# [Input material]
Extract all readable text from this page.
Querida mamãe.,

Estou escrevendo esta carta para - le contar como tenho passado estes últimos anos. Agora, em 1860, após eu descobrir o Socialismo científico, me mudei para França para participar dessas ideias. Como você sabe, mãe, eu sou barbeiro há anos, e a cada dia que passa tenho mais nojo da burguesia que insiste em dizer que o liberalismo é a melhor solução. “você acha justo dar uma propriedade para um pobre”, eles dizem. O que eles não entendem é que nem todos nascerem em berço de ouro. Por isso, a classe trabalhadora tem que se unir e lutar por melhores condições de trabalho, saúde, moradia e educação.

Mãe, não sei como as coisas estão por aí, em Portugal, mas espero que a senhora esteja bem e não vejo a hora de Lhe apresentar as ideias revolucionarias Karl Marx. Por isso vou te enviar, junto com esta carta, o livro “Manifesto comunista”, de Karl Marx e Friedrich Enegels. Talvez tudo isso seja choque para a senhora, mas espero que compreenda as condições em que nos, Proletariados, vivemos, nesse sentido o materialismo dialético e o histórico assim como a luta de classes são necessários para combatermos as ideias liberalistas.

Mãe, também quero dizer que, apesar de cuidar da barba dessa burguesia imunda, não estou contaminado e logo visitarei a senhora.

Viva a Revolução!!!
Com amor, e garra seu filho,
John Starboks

# [What you will do]
Can you give every line above again, exactly as written?

# [Completed task]
Extract all readable text from this page.
Querida mamãe.,

Estou escrevendo esta carta para - le contar como tenho passado estes últimos anos. Agora, em 1860, após eu descobrir o Socialismo científico, me mudei para França para participar dessas ideias. Como você sabe, mãe, eu sou barbeiro há anos, e a cada dia que passa tenho mais nojo da burguesia que insiste em dizer que o liberalismo é a melhor solução. “você acha justo dar uma propriedade para um pobre”, eles dizem. O que eles não entendem é que nem todos nascerem em berço de ouro. Por isso, a classe trabalhadora tem que se unir e lutar por melhores condições de trabalho, saúde, moradia e educação.

Mãe, não sei como as coisas estão por aí, em Portugal, mas espero que a senhora esteja bem e não vejo a hora de Lhe apresentar as ideias revolucionarias Karl Marx. Por isso vou te enviar, junto com esta carta, o livro “Manifesto comunista”, de Karl Marx e Friedrich Enegels. Talvez tudo isso seja choque para a senhora, mas espero que compreenda as condições em que nos, Proletariados, vivemos, nesse sentido o materialismo dialético e o histórico assim como a luta de classes são necessários para combatermos as ideias liberalistas.

Mãe, também quero dizer que, apesar de cuidar da barba dessa burguesia imunda, não estou contaminado e logo visitarei a senhora.

Viva a Revolução!!!
Com amor, e garra seu filho,
John Starboks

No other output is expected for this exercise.